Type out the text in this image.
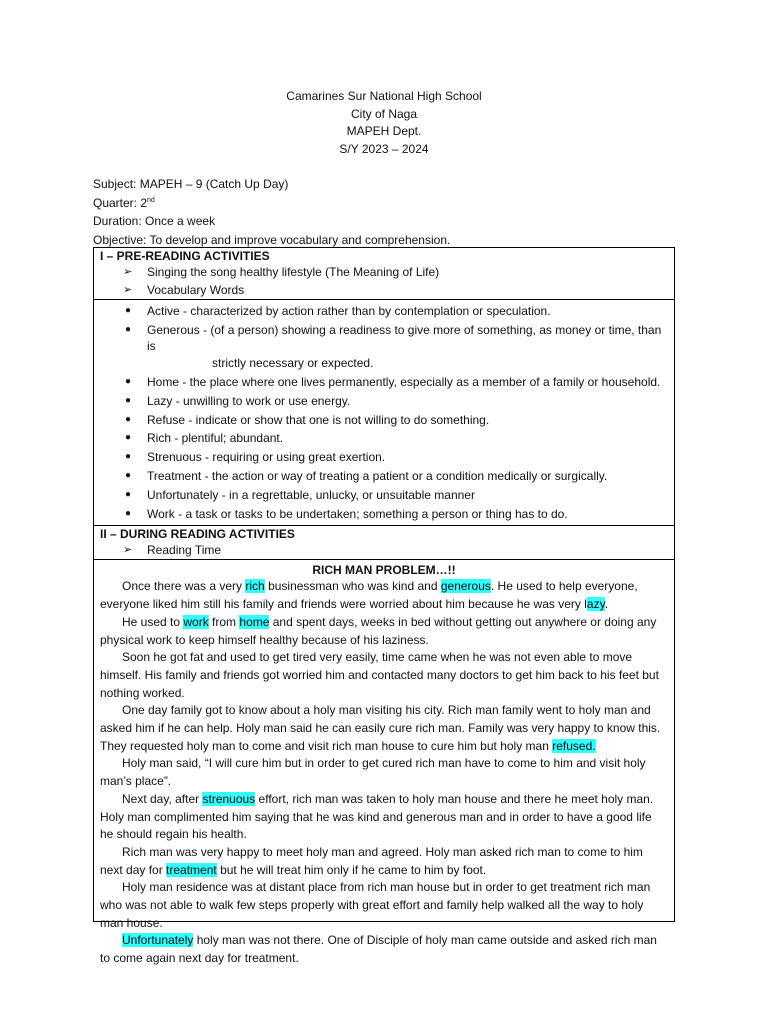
Camarines Sur National High School
City of Naga
MAPEH Dept.
S/Y 2023 – 2024
Subject: MAPEH – 9 (Catch Up Day)
Quarter: 2nd
Duration: Once a week
Objective: To develop and improve vocabulary and comprehension.
I – PRE-READING ACTIVITIES
➢ Singing the song healthy lifestyle (The Meaning of Life)
➢ Vocabulary Words
● Active - characterized by action rather than by contemplation or speculation.
● Generous - (of a person) showing a readiness to give more of something, as money or time, than is
strictly necessary or expected.
● Home - the place where one lives permanently, especially as a member of a family or household.
● Lazy - unwilling to work or use energy.
● Refuse - indicate or show that one is not willing to do something.
● Rich - plentiful; abundant.
● Strenuous - requiring or using great exertion.
● Treatment - the action or way of treating a patient or a condition medically or surgically.
● Unfortunately - in a regrettable, unlucky, or unsuitable manner
● Work - a task or tasks to be undertaken; something a person or thing has to do.
II – DURING READING ACTIVITIES
➢ Reading Time
RICH MAN PROBLEM…!!

Once there was a very rich businessman who was kind and generous. He used to help everyone, everyone liked him still his family and friends were worried about him because he was very lazy.

He used to work from home and spent days, weeks in bed without getting out anywhere or doing any physical work to keep himself healthy because of his laziness.

Soon he got fat and used to get tired very easily, time came when he was not even able to move himself. His family and friends got worried him and contacted many doctors to get him back to his feet but nothing worked.

One day family got to know about a holy man visiting his city. Rich man family went to holy man and asked him if he can help. Holy man said he can easily cure rich man. Family was very happy to know this. They requested holy man to come and visit rich man house to cure him but holy man refused.

Holy man said, “I will cure him but in order to get cured rich man have to come to him and visit holy man’s place”.

Next day, after strenuous effort, rich man was taken to holy man house and there he meet holy man. Holy man complimented him saying that he was kind and generous man and in order to have a good life he should regain his health.

Rich man was very happy to meet holy man and agreed. Holy man asked rich man to come to him next day for treatment but he will treat him only if he came to him by foot.

Holy man residence was at distant place from rich man house but in order to get treatment rich man who was not able to walk few steps properly with great effort and family help walked all the way to holy man house.

Unfortunately holy man was not there. One of Disciple of holy man came outside and asked rich man to come again next day for treatment.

• **Goal of the exercise**
Show all lines from the data above in which the word "that" appears.

• **Written solution**
● Refuse - indicate or show that one is not willing to do something.
Next day, after strenuous effort, rich man was taken to holy man house and there he meet holy man. Holy man complimented him saying that he was kind and generous man and in order to have a good life he should regain his health.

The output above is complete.